* AIM OF THE TASK
Which lines in the material below contain the word "Communication"? Copy each of them.

* EXTRACTED INFORMATION
......

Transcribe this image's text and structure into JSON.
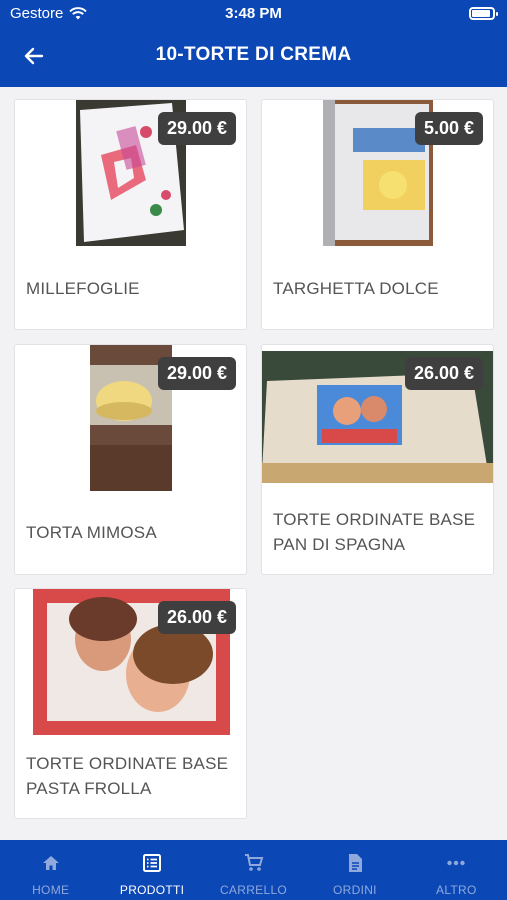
{
  "status_bar": {
    "carrier": "Gestore",
    "time": "3:48 PM"
  },
  "header": {
    "title": "10-TORTE DI CREMA"
  },
  "products": [
    {
      "name": "MILLEFOGLIE",
      "price": "29.00 €"
    },
    {
      "name": "TARGHETTA DOLCE",
      "price": "5.00 €"
    },
    {
      "name": "TORTA MIMOSA",
      "price": "29.00 €"
    },
    {
      "name": "TORTE ORDINATE BASE PAN DI SPAGNA",
      "price": "26.00 €"
    },
    {
      "name": "TORTE ORDINATE BASE PASTA FROLLA",
      "price": "26.00 €"
    }
  ],
  "tabs": [
    {
      "label": "HOME",
      "icon": "home-icon"
    },
    {
      "label": "PRODOTTI",
      "icon": "list-icon",
      "active": true
    },
    {
      "label": "CARRELLO",
      "icon": "cart-icon"
    },
    {
      "label": "ORDINI",
      "icon": "document-icon"
    },
    {
      "label": "ALTRO",
      "icon": "more-icon"
    }
  ],
  "colors": {
    "brand": "#0b47b5",
    "price_badge": "#3f3f3f",
    "background": "#f2f2f4"
  }
}
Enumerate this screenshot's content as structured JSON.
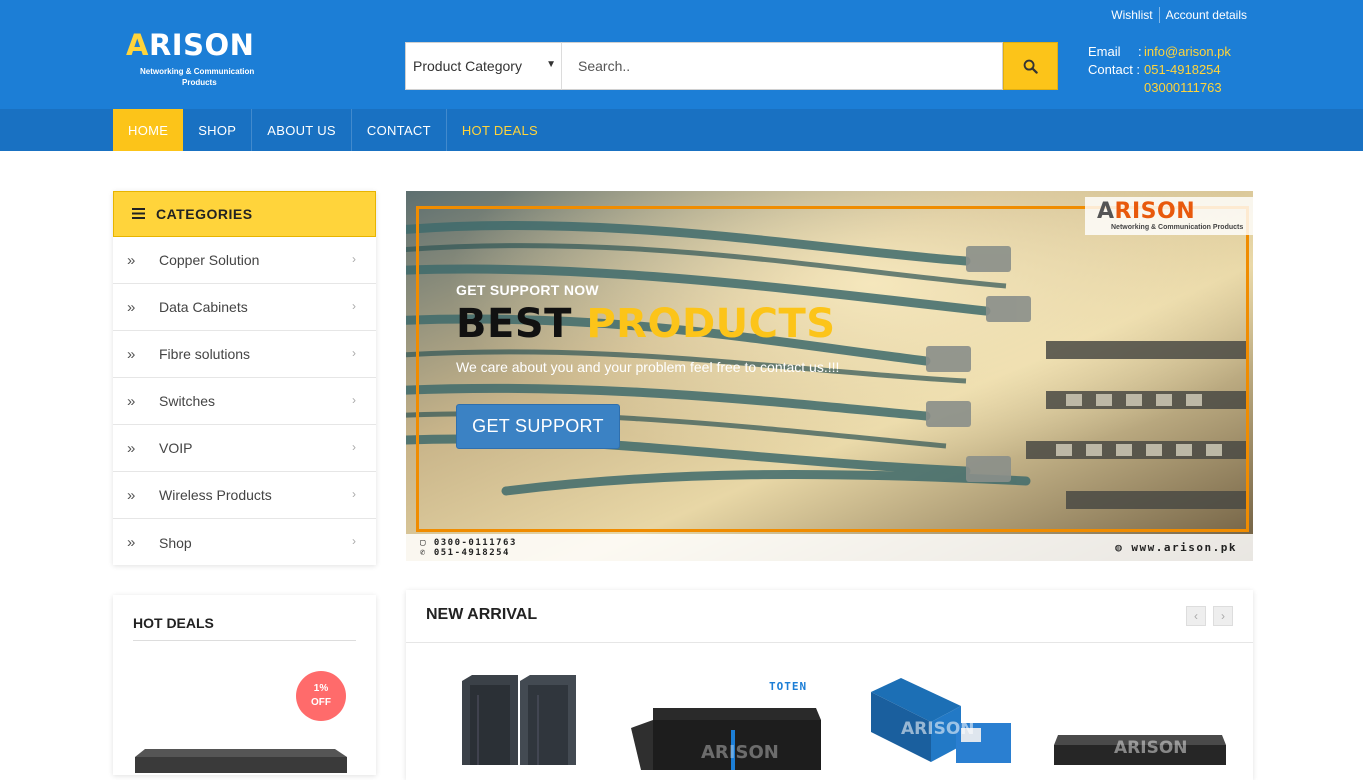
{
  "header": {
    "links": {
      "wishlist": "Wishlist",
      "account": "Account details"
    },
    "logo": {
      "letters": "RISON",
      "first": "A",
      "sub1": "Networking & Communication",
      "sub2": "Products"
    },
    "search": {
      "category": "Product Category",
      "placeholder": "Search.."
    },
    "contact": {
      "email_label": "Email",
      "email": "info@arison.pk",
      "contact_label": "Contact :",
      "phone1": "051-4918254",
      "phone2": "03000111763"
    }
  },
  "nav": [
    {
      "label": "HOME",
      "state": "active"
    },
    {
      "label": "SHOP"
    },
    {
      "label": "ABOUT US"
    },
    {
      "label": "CONTACT"
    },
    {
      "label": "HOT DEALS",
      "state": "highlight"
    }
  ],
  "categories": {
    "title": "CATEGORIES",
    "items": [
      "Copper Solution",
      "Data Cabinets",
      "Fibre solutions",
      "Switches",
      "VOIP",
      "Wireless Products",
      "Shop"
    ]
  },
  "banner": {
    "logo_first": "A",
    "logo_letters": "RISON",
    "logo_sub": "Networking & Communication",
    "logo_sub2": "Products",
    "kicker": "GET SUPPORT NOW",
    "headline_1": "BEST ",
    "headline_2": "PRODUCTS",
    "tagline": "We care about you and your problem feel free to contact us.!!!",
    "button": "GET SUPPORT",
    "phone_1": "0300-0111763",
    "phone_2": "051-4918254",
    "website": "www.arison.pk"
  },
  "hot_deals": {
    "title": "HOT DEALS",
    "badge_pct": "1%",
    "badge_off": "OFF"
  },
  "new_arrival": {
    "title": "NEW ARRIVAL",
    "brand_label": "TOTEN",
    "watermark": "ARISON"
  },
  "colors": {
    "header_blue": "#1c7ed6",
    "nav_blue": "#1971c2",
    "accent_yellow": "#fcc419",
    "link_yellow": "#ffd43b",
    "badge_red": "#ff6b6b",
    "banner_frame": "#f08c00"
  },
  "icons": {
    "search_button": "search-icon",
    "category_bullet": "double-chevron-right-icon",
    "category_arrow": "chevron-right-icon",
    "categories_header": "menu-icon",
    "carousel_prev": "chevron-left-icon",
    "carousel_next": "chevron-right-icon"
  }
}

......

* THE ANSWER
      "sub1": "Networking & Communication",
    "logo_sub": "Networking & Communication",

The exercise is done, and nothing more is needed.